:: WRITTEN INSTRUCTION ::
Of the lines in the data below, count the ones holding the string "noch", and answer with that number only.

**** DATA SHOWN

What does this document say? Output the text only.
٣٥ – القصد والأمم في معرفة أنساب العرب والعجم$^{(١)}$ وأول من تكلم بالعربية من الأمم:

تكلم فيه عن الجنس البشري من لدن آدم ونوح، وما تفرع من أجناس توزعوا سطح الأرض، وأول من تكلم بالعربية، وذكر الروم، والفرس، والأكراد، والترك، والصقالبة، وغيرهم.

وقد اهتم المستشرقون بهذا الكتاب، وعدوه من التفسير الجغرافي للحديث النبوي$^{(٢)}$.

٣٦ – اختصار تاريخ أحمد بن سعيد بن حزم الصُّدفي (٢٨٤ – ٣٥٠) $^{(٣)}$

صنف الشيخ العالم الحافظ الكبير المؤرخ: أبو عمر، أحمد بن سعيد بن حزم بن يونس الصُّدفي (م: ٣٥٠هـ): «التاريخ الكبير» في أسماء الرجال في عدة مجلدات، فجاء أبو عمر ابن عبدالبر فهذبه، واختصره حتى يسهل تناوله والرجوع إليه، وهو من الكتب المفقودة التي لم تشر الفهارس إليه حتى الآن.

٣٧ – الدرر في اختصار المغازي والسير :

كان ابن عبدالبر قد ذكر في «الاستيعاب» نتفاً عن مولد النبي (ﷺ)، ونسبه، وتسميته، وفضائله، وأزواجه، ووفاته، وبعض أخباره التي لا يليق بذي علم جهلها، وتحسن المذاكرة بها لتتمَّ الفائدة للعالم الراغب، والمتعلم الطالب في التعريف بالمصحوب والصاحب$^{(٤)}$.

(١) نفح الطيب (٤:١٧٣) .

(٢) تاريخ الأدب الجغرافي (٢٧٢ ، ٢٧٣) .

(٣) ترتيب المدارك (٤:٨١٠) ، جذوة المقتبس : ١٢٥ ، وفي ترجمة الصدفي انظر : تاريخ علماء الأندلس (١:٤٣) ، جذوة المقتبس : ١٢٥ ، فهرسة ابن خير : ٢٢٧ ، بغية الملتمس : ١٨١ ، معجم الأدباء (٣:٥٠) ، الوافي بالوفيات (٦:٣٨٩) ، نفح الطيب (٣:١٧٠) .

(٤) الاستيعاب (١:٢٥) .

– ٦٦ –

********
**** DATA SHOWN

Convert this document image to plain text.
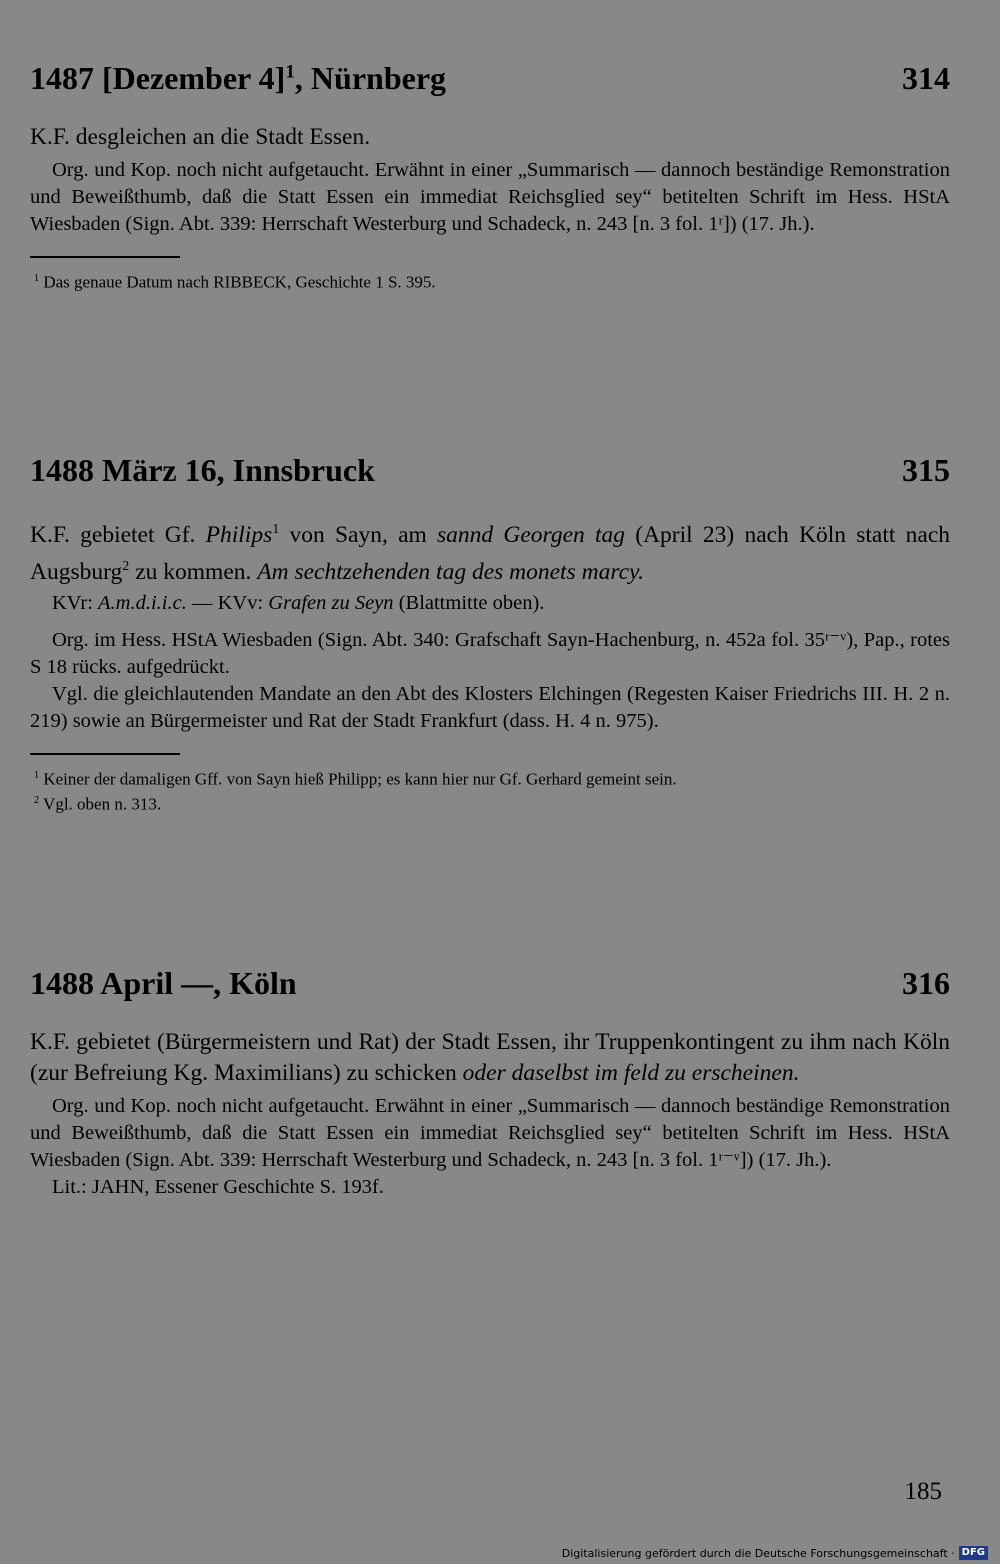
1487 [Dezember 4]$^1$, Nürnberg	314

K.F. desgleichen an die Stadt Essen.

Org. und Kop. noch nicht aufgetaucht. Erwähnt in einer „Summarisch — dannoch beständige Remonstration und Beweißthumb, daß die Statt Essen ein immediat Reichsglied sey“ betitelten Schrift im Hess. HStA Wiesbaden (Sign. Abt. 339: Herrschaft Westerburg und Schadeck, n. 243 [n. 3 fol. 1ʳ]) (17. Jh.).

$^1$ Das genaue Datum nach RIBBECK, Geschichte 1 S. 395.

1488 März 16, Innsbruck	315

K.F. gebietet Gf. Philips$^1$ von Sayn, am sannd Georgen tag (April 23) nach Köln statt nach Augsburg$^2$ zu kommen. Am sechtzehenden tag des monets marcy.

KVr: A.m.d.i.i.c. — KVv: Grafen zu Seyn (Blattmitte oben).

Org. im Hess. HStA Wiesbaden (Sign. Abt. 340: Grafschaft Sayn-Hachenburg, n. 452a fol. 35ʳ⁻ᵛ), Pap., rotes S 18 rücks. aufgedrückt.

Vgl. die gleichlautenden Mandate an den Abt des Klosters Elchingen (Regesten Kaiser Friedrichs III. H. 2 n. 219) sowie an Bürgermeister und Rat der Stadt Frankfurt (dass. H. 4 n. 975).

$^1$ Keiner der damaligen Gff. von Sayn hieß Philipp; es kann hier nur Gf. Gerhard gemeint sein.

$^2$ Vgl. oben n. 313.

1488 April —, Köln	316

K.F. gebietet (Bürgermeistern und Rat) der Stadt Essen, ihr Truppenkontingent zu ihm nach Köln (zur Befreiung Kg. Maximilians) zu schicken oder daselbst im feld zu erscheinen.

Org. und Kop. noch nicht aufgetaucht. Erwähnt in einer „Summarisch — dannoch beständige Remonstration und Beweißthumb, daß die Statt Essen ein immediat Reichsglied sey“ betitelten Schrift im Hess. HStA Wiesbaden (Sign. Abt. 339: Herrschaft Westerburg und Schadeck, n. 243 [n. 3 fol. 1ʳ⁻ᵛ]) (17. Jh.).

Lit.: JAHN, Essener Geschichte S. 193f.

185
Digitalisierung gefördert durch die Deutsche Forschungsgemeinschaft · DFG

********

:: RESPONSE TO THE EXERCISE ::
2